# Records supplied
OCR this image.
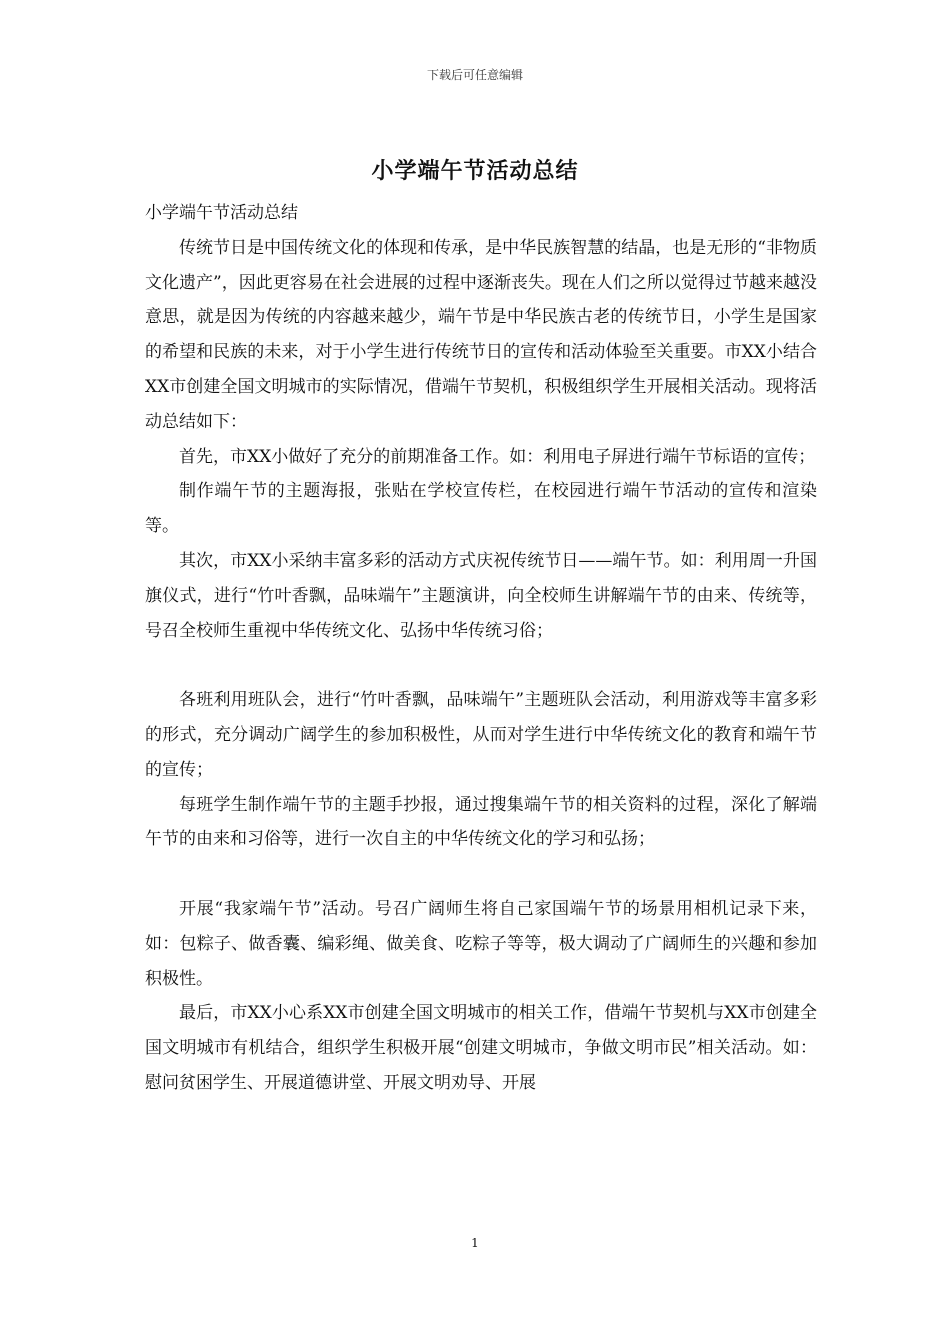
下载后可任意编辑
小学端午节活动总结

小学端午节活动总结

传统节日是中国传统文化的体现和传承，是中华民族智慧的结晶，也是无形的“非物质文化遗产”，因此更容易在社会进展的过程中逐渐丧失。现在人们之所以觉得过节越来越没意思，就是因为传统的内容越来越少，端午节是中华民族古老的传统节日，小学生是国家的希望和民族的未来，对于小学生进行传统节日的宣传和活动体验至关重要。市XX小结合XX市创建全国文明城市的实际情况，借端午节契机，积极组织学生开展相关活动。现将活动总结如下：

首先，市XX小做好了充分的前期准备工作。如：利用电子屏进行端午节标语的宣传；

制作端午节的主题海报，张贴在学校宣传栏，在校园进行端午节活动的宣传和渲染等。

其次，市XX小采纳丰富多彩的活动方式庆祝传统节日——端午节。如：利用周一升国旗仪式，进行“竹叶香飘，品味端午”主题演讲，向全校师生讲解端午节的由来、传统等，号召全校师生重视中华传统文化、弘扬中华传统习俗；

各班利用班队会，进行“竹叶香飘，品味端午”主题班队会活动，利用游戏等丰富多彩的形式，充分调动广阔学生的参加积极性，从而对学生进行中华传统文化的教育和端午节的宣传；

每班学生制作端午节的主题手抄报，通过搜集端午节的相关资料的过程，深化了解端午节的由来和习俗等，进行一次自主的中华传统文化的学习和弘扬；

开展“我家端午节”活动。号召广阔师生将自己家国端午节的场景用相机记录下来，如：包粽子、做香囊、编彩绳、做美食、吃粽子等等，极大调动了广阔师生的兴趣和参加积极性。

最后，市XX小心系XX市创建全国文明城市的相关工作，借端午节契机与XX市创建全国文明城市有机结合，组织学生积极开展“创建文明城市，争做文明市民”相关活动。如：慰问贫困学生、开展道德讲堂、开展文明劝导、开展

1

* * *

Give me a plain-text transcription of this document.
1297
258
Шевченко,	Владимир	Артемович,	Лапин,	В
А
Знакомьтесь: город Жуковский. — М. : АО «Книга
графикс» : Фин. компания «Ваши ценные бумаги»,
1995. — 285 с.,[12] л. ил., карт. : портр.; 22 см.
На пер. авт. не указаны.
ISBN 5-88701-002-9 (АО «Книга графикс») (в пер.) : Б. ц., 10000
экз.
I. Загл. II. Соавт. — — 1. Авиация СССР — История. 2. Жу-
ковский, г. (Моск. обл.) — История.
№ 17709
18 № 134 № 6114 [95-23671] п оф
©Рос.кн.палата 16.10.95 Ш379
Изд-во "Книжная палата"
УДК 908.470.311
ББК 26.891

# Work required
Identify every line where the string "графикс" appears.

# Solved problem
графикс» : Фин. компания «Ваши ценные бумаги»,
ISBN 5-88701-002-9 (АО «Книга графикс») (в пер.) : Б. ц., 10000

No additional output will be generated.